=== INPUT RECORDS ===

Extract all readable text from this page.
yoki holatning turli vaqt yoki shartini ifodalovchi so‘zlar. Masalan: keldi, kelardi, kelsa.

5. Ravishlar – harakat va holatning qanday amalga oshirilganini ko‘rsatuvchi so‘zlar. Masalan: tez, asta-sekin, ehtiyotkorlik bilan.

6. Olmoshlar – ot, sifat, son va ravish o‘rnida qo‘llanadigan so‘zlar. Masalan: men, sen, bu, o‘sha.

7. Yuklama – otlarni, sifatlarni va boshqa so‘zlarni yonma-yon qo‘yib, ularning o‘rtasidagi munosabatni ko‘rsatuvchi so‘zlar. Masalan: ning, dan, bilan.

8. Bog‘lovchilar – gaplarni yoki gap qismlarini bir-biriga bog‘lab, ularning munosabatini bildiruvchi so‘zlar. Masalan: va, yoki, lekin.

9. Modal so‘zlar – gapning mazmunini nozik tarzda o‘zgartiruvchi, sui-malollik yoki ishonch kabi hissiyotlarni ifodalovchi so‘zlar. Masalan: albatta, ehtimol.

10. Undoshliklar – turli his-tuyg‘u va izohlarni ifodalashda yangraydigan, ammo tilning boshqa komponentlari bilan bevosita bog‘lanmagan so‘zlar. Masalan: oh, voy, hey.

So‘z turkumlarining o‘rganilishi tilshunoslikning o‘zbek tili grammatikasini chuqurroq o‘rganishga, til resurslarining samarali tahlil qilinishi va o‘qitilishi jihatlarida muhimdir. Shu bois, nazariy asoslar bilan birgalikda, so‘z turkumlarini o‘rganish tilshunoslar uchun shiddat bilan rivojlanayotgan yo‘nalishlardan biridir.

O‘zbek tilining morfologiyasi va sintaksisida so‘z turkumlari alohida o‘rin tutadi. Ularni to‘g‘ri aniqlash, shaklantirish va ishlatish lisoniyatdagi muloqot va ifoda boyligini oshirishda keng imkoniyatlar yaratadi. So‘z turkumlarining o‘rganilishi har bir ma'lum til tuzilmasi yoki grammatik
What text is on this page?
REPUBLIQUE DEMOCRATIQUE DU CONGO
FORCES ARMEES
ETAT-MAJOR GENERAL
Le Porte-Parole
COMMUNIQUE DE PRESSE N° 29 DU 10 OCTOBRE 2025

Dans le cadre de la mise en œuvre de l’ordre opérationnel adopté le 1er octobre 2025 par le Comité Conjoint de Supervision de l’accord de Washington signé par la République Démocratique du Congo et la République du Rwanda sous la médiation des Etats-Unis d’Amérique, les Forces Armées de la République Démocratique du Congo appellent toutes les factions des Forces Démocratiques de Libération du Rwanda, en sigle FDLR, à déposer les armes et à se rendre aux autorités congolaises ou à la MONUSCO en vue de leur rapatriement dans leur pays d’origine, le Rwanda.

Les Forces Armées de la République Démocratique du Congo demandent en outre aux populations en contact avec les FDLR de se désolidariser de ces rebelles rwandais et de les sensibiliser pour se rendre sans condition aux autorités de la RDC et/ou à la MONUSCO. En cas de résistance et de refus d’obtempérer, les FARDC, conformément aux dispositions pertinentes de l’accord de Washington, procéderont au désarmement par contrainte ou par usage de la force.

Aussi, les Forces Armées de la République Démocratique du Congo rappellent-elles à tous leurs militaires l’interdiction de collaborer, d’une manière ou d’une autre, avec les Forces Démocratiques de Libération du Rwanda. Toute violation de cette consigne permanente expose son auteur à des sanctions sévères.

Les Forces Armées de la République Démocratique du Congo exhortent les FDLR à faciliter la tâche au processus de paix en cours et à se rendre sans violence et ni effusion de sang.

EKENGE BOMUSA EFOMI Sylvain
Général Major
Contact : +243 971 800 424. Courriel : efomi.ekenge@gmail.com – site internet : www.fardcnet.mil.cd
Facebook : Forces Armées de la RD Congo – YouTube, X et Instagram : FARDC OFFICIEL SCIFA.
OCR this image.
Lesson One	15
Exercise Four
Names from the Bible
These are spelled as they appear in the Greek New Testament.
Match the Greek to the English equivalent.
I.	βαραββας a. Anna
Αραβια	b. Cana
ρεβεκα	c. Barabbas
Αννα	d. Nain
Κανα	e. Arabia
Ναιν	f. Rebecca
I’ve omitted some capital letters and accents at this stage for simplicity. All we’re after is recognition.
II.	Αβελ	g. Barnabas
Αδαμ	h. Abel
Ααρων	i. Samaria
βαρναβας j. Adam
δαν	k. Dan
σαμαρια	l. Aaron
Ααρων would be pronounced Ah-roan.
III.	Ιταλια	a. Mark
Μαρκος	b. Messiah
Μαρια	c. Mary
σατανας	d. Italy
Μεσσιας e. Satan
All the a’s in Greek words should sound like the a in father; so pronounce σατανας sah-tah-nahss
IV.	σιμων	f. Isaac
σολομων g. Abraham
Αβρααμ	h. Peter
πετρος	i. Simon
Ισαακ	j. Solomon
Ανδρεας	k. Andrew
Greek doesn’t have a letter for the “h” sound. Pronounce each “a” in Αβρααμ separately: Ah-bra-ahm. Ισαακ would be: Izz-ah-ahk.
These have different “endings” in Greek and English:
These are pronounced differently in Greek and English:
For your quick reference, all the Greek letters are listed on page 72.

===

**EXERCISE DESCRIPTION:** Find the word "turli" in the material, then list each line that holds it.

**WORKED SOLUTION:**
yoki holatning turli vaqt yoki shartini ifodalovchi so‘zlar. Masalan: keldi, kelardi, kelsa.
10. Undoshliklar – turli his-tuyg‘u va izohlarni ifodalashda yangraydigan, ammo tilning boshqa komponentlari bilan bevosita bog‘lanmagan so‘zlar. Masalan: oh, voy, hey.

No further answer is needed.